AIM: All of the lines below are to be printed again exactly; images are excluded from the output.
## Begin DATA SUPPLIED
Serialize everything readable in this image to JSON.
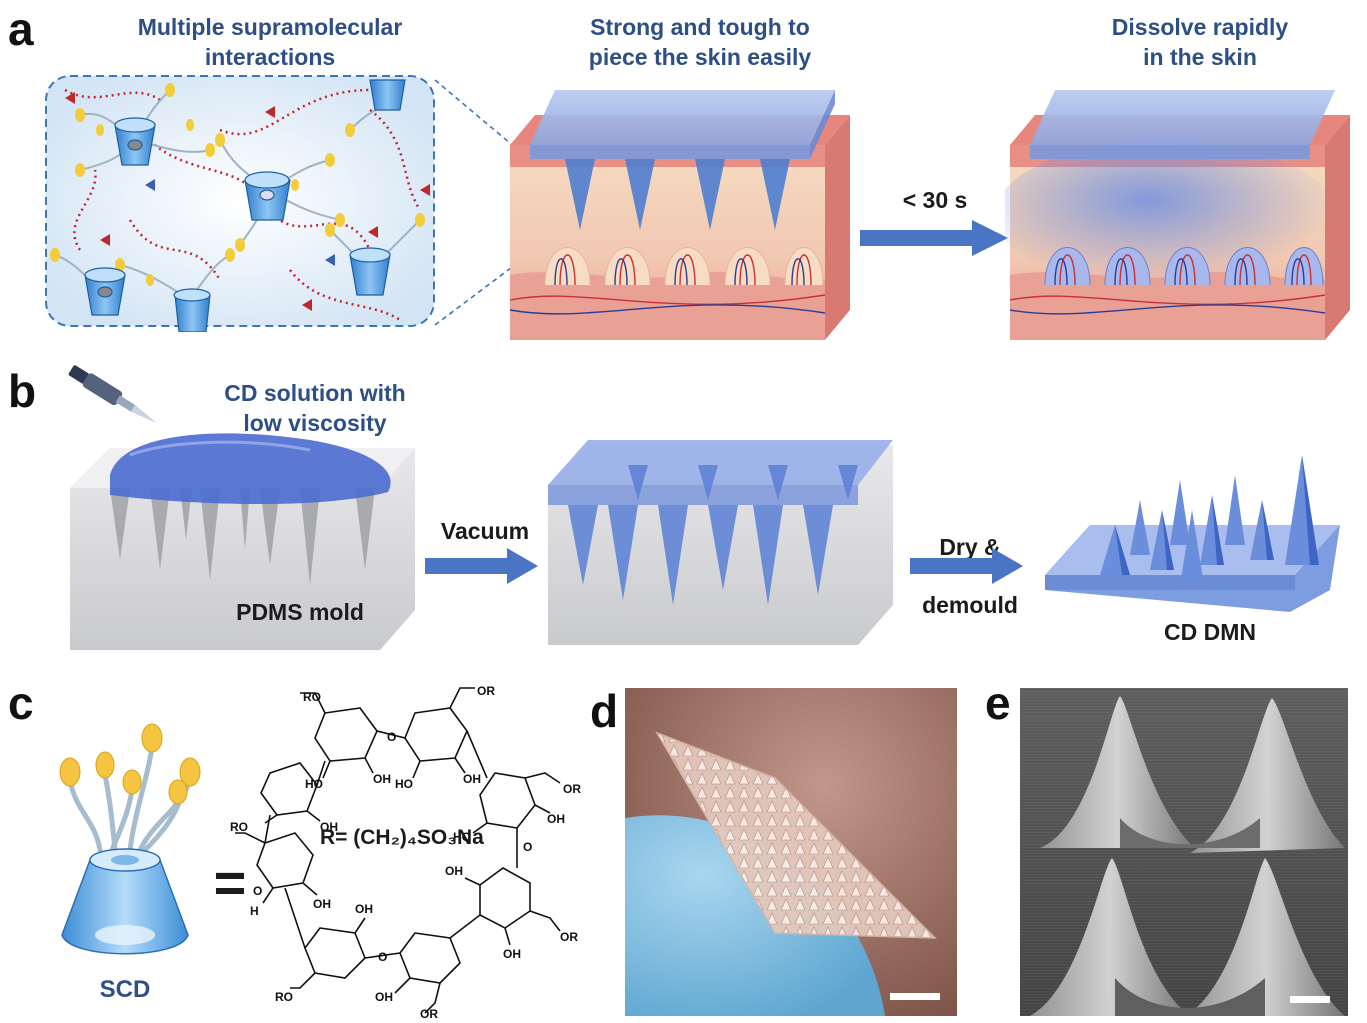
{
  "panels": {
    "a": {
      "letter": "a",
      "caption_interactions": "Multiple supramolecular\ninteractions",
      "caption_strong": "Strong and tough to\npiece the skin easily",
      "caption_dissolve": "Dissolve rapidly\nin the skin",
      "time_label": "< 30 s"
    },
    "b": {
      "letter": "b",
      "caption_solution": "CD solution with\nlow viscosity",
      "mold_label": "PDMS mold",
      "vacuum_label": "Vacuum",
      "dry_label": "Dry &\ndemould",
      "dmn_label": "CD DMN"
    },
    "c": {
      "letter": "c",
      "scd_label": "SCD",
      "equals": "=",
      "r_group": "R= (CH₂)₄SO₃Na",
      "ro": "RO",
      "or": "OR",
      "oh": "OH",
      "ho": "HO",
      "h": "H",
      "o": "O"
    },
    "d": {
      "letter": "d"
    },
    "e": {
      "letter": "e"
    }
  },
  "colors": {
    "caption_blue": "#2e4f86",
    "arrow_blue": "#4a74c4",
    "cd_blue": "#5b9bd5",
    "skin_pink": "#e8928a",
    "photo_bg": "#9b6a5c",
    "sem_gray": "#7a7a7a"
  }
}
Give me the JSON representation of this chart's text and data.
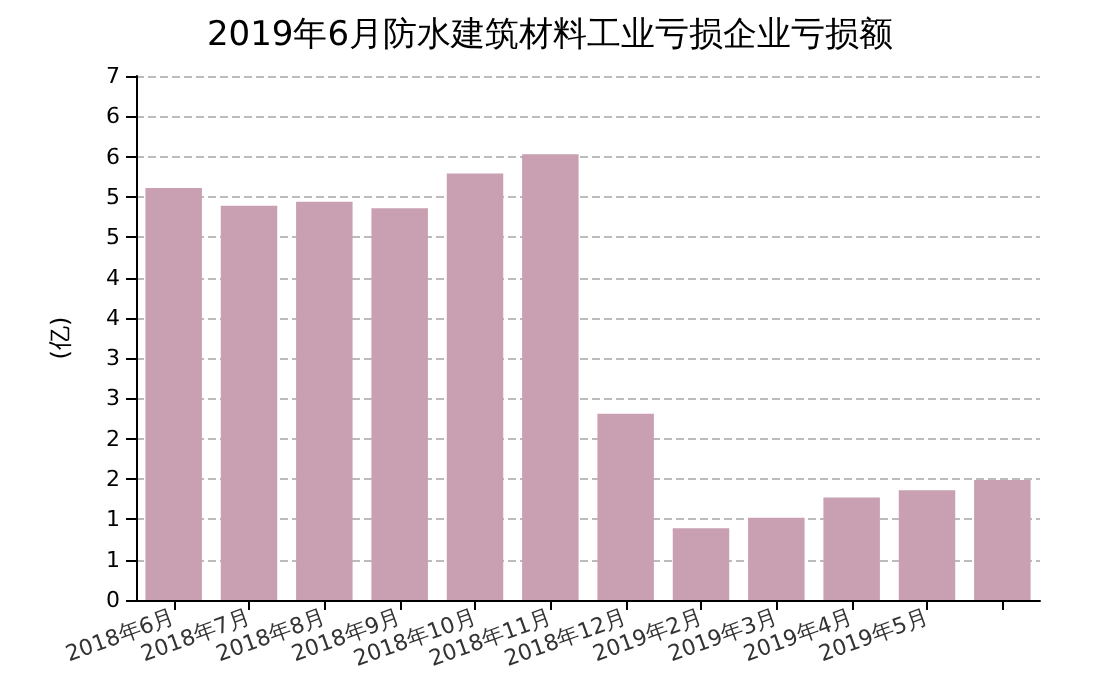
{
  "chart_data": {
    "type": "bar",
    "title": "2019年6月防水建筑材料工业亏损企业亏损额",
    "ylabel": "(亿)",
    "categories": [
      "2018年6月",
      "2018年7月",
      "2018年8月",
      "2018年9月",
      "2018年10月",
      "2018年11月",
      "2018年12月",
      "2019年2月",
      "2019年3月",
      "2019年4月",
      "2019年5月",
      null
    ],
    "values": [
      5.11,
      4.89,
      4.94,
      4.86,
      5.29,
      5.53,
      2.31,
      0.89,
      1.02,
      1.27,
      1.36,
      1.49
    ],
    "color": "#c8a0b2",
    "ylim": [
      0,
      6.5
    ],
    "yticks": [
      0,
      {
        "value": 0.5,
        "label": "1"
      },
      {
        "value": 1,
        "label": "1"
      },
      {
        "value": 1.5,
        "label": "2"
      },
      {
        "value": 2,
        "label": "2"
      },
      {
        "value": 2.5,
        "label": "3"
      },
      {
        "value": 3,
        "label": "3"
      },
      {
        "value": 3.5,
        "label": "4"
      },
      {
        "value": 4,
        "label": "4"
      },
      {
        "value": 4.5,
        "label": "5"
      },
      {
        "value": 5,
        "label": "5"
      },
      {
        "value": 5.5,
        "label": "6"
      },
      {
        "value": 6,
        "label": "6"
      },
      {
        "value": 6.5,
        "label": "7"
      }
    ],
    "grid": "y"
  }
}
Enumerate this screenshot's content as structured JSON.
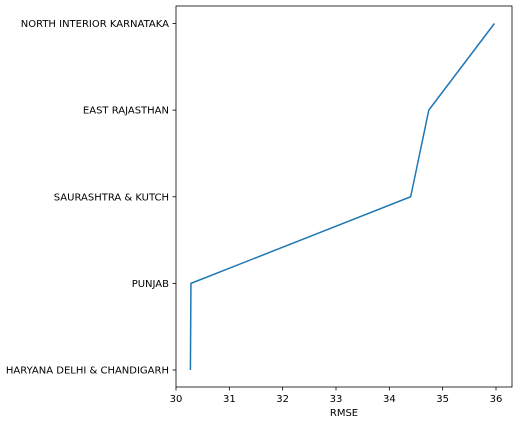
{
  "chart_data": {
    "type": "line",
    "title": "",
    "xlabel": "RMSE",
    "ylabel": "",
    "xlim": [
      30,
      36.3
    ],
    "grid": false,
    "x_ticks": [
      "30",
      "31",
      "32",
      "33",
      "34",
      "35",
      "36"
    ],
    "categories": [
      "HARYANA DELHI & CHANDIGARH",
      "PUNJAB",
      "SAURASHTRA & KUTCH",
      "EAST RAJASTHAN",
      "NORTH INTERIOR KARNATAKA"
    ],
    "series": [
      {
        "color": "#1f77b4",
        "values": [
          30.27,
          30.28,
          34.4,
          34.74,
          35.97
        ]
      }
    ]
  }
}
## End DATA SUPPLIED
COMPLETE OUTPUT:
Serialize everything readable in this image to JSON.
{
  "panels": {
    "a": {
      "letter": "a",
      "caption_interactions": "Multiple supramolecular\ninteractions",
      "caption_strong": "Strong and tough to\npiece the skin easily",
      "caption_dissolve": "Dissolve rapidly\nin the skin",
      "time_label": "< 30 s"
    },
    "b": {
      "letter": "b",
      "caption_solution": "CD solution with\nlow viscosity",
      "mold_label": "PDMS mold",
      "vacuum_label": "Vacuum",
      "dry_label": "Dry &\ndemould",
      "dmn_label": "CD DMN"
    },
    "c": {
      "letter": "c",
      "scd_label": "SCD",
      "equals": "=",
      "r_group": "R= (CH₂)₄SO₃Na",
      "ro": "RO",
      "or": "OR",
      "oh": "OH",
      "ho": "HO",
      "h": "H",
      "o": "O"
    },
    "d": {
      "letter": "d"
    },
    "e": {
      "letter": "e"
    }
  },
  "colors": {
    "caption_blue": "#2e4f86",
    "arrow_blue": "#4a74c4",
    "cd_blue": "#5b9bd5",
    "skin_pink": "#e8928a",
    "photo_bg": "#9b6a5c",
    "sem_gray": "#7a7a7a"
  }
}
Give me the JSON representation of this chart's text and data.
{
  "chart_data": {
    "type": "bar",
    "title": "2019年6月防水建筑材料工业亏损企业亏损额",
    "ylabel": "(亿)",
    "categories": [
      "2018年6月",
      "2018年7月",
      "2018年8月",
      "2018年9月",
      "2018年10月",
      "2018年11月",
      "2018年12月",
      "2019年2月",
      "2019年3月",
      "2019年4月",
      "2019年5月",
      null
    ],
    "values": [
      5.11,
      4.89,
      4.94,
      4.86,
      5.29,
      5.53,
      2.31,
      0.89,
      1.02,
      1.27,
      1.36,
      1.49
    ],
    "color": "#c8a0b2",
    "ylim": [
      0,
      6.5
    ],
    "yticks": [
      0,
      {
        "value": 0.5,
        "label": "1"
      },
      {
        "value": 1,
        "label": "1"
      },
      {
        "value": 1.5,
        "label": "2"
      },
      {
        "value": 2,
        "label": "2"
      },
      {
        "value": 2.5,
        "label": "3"
      },
      {
        "value": 3,
        "label": "3"
      },
      {
        "value": 3.5,
        "label": "4"
      },
      {
        "value": 4,
        "label": "4"
      },
      {
        "value": 4.5,
        "label": "5"
      },
      {
        "value": 5,
        "label": "5"
      },
      {
        "value": 5.5,
        "label": "6"
      },
      {
        "value": 6,
        "label": "6"
      },
      {
        "value": 6.5,
        "label": "7"
      }
    ],
    "grid": "y"
  }
}
Enumerate this screenshot's content as structured JSON.
{
  "chart_data": {
    "type": "line",
    "title": "",
    "xlabel": "RMSE",
    "ylabel": "",
    "xlim": [
      30,
      36.3
    ],
    "grid": false,
    "x_ticks": [
      "30",
      "31",
      "32",
      "33",
      "34",
      "35",
      "36"
    ],
    "categories": [
      "HARYANA DELHI & CHANDIGARH",
      "PUNJAB",
      "SAURASHTRA & KUTCH",
      "EAST RAJASTHAN",
      "NORTH INTERIOR KARNATAKA"
    ],
    "series": [
      {
        "color": "#1f77b4",
        "values": [
          30.27,
          30.28,
          34.4,
          34.74,
          35.97
        ]
      }
    ]
  }
}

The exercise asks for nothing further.